(Extracted data entries)
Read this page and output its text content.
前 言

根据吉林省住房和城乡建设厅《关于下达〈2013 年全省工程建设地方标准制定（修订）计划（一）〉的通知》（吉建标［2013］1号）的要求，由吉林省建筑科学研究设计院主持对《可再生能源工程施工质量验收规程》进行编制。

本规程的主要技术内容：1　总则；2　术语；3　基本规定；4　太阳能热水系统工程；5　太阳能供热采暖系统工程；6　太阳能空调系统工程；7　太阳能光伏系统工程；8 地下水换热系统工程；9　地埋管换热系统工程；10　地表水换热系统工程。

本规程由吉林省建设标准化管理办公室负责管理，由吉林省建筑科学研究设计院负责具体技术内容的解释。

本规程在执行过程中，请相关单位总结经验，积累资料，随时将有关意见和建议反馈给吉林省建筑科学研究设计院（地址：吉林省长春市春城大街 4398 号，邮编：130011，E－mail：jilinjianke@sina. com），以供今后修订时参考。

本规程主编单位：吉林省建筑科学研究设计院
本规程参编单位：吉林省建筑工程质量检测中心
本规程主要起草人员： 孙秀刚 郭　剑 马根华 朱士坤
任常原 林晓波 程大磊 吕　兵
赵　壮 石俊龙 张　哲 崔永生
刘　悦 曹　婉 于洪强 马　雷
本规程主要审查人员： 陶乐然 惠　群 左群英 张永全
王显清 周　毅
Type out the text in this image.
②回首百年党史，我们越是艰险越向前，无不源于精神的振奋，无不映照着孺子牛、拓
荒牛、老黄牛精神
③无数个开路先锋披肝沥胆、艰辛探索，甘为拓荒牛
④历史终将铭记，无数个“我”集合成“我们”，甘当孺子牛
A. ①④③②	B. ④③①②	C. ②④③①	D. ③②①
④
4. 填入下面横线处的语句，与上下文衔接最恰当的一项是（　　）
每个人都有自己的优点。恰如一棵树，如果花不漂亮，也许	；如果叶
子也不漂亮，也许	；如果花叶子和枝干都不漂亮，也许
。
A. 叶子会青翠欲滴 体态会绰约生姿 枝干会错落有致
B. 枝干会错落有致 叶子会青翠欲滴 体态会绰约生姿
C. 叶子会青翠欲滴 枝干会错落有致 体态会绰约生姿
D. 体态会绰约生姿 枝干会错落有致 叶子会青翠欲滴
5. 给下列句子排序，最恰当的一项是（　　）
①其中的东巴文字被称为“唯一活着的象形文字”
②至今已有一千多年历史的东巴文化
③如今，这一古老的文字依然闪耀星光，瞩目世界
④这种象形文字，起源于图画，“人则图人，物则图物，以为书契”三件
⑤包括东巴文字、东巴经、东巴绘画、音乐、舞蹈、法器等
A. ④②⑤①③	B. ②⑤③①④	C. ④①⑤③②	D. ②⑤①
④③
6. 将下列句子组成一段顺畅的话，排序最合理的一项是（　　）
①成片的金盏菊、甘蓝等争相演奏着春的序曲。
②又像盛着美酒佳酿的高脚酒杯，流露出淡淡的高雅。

Your task
Gather up every line in the data above that contains the word "叶子会青翠欲滴", copying each one.

Task result
A. 叶子会青翠欲滴 体态会绰约生姿 枝干会错落有致
B. 枝干会错落有致 叶子会青翠欲滴 体态会绰约生姿
C. 叶子会青翠欲滴 枝干会错落有致 体态会绰约生姿
D. 体态会绰约生姿 枝干会错落有致 叶子会青翠欲滴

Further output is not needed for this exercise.